# [Task requirements]
Only lines holding the string "内流有关" are wanted; copy each one from the material.

[Dataset items]
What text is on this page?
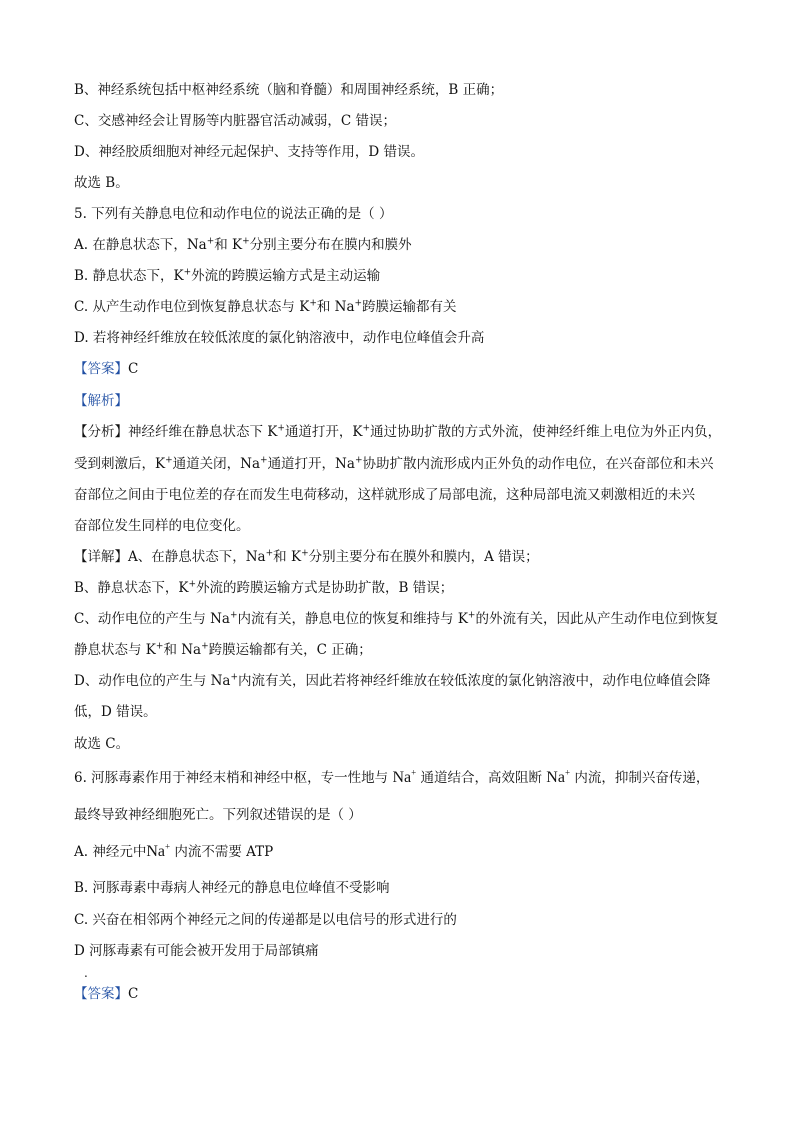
B、神经系统包括中枢神经系统（脑和脊髓）和周围神经系统，B 正确；
C、交感神经会让胃肠等内脏器官活动减弱，C 错误；
D、神经胶质细胞对神经元起保护、支持等作用，D 错误。
故选 B。
5. 下列有关静息电位和动作电位的说法正确的是（ ）
A. 在静息状态下，Na+和 K+分别主要分布在膜内和膜外
B. 静息状态下，K+外流的跨膜运输方式是主动运输
C. 从产生动作电位到恢复静息状态与 K+和 Na+跨膜运输都有关
D. 若将神经纤维放在较低浓度的氯化钠溶液中，动作电位峰值会升高
【答案】C
【解析】
【分析】神经纤维在静息状态下 K+通道打开，K+通过协助扩散的方式外流，使神经纤维上电位为外正内负，
受到刺激后，K+通道关闭，Na+通道打开，Na+协助扩散内流形成内正外负的动作电位，在兴奋部位和未兴
奋部位之间由于电位差的存在而发生电荷移动，这样就形成了局部电流，这种局部电流又刺激相近的未兴
奋部位发生同样的电位变化。
【详解】A、在静息状态下，Na+和 K+分别主要分布在膜外和膜内，A 错误；
B、静息状态下，K+外流的跨膜运输方式是协助扩散，B 错误；
C、动作电位的产生与 Na+内流有关，静息电位的恢复和维持与 K+的外流有关，因此从产生动作电位到恢复
静息状态与 K+和 Na+跨膜运输都有关，C 正确；
D、动作电位的产生与 Na+内流有关，因此若将神经纤维放在较低浓度的氯化钠溶液中，动作电位峰值会降
低，D 错误。
故选 C。
6. 河豚毒素作用于神经末梢和神经中枢，专一性地与 Na+ 通道结合，高效阻断 Na+ 内流，抑制兴奋传递，
最终导致神经细胞死亡。下列叙述错误的是（ ）
A. 神经元中Na+ 内流不需要 ATP
B. 河豚毒素中毒病人神经元的静息电位峰值不受影响
C. 兴奋在相邻两个神经元之间的传递都是以电信号的形式进行的
D 河豚毒素有可能会被开发用于局部镇痛
.
【答案】C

# [The reply]
C、动作电位的产生与 Na+内流有关，静息电位的恢复和维持与 K+的外流有关，因此从产生动作电位到恢复
D、动作电位的产生与 Na+内流有关，因此若将神经纤维放在较低浓度的氯化钠溶液中，动作电位峰值会降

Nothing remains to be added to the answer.